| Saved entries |
↓↓↓

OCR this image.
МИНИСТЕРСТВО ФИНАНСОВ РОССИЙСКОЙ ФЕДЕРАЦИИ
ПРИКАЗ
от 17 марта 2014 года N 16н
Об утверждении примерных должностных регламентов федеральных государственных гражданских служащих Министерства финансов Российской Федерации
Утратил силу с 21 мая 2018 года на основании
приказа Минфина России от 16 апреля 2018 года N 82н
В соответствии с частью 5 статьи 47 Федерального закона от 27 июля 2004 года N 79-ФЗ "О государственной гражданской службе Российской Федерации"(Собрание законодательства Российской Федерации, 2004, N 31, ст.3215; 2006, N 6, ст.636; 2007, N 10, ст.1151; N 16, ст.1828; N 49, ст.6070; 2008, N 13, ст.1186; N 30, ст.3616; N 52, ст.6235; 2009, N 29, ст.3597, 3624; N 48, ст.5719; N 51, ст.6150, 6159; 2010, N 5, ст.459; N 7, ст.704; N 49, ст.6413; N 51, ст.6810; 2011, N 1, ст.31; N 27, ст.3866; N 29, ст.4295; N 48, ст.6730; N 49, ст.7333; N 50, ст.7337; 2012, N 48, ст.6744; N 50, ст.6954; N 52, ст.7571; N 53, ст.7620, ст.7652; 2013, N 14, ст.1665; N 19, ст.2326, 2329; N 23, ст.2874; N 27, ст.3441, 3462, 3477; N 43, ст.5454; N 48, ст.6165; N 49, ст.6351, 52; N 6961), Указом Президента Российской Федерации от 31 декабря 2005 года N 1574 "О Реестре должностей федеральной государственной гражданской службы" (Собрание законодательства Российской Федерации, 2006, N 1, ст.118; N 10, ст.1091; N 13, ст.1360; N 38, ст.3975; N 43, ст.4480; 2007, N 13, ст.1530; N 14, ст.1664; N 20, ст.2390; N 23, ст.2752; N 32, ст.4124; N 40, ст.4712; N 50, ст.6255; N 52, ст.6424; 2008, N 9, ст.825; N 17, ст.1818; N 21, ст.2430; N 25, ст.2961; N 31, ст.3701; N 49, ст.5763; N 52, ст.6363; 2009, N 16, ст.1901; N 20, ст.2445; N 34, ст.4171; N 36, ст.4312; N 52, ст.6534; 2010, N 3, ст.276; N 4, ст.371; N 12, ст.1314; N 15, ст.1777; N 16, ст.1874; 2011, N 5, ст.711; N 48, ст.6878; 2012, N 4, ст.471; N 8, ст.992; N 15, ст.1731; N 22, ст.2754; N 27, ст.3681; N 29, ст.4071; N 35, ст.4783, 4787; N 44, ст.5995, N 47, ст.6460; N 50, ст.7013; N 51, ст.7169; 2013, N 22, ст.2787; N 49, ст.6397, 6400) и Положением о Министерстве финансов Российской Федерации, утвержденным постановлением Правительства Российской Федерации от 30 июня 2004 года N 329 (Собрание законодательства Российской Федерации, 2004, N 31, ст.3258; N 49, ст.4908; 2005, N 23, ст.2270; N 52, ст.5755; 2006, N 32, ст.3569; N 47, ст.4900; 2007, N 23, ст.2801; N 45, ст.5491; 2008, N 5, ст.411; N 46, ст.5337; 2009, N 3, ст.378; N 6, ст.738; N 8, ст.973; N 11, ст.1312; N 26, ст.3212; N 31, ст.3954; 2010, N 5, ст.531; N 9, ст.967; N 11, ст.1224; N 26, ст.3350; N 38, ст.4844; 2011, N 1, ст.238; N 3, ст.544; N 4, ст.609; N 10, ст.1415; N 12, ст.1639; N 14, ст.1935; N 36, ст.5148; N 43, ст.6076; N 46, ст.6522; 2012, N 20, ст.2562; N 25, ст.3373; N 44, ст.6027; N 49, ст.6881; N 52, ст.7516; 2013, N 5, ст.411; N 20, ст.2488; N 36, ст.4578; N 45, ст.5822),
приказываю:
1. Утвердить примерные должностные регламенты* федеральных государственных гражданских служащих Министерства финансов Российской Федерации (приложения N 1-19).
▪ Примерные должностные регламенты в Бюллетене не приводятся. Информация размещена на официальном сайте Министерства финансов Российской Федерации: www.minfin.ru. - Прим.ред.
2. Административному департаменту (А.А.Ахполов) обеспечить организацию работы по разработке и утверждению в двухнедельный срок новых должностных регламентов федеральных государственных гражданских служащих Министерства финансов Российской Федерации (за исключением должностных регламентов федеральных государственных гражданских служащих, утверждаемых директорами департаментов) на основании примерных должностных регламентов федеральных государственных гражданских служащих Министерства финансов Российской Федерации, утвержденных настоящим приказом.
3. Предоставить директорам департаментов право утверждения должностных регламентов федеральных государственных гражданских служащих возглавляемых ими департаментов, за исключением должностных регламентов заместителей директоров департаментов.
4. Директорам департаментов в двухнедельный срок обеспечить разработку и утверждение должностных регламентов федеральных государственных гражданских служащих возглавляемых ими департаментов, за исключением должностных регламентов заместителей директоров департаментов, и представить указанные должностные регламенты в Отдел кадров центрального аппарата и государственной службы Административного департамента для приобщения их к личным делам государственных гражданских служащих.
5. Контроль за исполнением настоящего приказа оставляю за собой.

↑↑↑

From the data above, copy out every line with the string "приказа" in it.

приказа Минфина России от 16 апреля 2018 года N 82н
5. Контроль за исполнением настоящего приказа оставляю за собой.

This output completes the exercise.